Search the material below for the word "sont". Copy every line that has it.

Dataset records:
* BEGIN *

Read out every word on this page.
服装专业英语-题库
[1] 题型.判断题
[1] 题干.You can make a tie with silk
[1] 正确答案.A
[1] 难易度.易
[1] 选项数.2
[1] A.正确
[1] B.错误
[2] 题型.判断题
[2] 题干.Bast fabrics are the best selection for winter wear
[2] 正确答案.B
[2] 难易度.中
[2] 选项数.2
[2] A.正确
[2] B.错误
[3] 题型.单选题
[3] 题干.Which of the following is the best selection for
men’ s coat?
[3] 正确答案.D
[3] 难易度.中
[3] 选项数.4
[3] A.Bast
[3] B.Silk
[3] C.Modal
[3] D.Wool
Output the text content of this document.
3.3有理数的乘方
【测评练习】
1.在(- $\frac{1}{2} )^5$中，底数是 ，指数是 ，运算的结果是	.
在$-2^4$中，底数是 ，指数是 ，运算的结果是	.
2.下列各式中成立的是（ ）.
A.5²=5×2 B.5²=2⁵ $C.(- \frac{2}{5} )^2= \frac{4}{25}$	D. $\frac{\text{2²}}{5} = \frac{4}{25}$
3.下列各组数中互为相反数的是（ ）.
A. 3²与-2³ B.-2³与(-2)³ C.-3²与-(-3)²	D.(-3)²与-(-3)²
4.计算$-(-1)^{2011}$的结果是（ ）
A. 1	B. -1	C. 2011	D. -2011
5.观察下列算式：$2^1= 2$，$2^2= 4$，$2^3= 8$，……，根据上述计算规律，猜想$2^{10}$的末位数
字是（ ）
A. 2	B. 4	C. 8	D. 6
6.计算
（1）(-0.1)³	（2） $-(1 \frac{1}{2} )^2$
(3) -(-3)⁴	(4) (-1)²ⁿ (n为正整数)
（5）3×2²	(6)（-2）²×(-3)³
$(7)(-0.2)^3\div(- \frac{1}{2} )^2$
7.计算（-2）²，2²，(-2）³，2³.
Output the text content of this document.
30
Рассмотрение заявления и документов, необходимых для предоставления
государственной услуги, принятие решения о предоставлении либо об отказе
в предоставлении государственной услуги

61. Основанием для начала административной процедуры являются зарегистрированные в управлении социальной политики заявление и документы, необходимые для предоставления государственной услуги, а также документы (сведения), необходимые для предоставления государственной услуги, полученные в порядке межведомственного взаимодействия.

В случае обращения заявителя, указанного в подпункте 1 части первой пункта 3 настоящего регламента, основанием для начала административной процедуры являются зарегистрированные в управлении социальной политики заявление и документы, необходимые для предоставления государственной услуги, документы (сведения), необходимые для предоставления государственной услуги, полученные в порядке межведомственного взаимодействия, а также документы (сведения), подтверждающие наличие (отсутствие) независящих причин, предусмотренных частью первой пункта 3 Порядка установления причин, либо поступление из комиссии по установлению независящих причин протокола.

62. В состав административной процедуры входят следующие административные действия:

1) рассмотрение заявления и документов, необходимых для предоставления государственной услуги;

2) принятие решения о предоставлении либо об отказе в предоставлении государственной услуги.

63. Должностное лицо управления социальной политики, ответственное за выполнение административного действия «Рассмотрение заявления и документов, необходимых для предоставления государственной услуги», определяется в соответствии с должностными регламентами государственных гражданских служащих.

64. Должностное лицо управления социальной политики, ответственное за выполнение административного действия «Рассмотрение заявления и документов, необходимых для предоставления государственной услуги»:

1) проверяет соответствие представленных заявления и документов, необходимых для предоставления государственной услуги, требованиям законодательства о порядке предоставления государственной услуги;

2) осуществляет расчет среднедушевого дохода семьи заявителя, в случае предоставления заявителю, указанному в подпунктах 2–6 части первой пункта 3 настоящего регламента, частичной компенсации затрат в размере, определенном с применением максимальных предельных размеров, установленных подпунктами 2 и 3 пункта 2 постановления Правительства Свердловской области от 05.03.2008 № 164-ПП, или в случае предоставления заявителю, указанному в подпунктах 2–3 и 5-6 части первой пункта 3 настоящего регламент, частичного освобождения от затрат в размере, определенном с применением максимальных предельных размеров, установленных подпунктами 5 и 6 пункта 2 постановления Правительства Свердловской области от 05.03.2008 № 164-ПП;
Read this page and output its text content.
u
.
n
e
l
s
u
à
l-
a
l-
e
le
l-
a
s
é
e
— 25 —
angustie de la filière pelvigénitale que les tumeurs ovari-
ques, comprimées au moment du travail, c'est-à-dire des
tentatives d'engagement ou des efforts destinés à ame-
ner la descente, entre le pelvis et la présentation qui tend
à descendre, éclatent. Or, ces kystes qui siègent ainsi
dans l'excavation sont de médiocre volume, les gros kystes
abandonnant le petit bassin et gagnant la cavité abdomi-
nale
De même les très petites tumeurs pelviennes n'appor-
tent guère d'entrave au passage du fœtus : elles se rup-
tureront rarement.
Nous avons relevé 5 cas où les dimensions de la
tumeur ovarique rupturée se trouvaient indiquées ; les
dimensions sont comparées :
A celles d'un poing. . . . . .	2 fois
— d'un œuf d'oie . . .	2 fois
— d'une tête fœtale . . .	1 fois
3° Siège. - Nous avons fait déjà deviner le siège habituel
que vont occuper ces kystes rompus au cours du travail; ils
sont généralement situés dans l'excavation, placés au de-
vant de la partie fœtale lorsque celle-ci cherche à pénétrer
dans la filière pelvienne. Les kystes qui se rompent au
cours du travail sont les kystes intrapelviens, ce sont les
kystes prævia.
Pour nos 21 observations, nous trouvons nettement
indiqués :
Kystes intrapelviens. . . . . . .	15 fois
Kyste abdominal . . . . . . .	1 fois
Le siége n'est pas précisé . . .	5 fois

* END *

# Solution to this exercise:
dans l'excavation sont de médiocre volume, les gros kystes
dimensions sont comparées :
sont généralement situés dans l'excavation, placés au de-
cours du travail sont les kystes intrapelviens, ce sont les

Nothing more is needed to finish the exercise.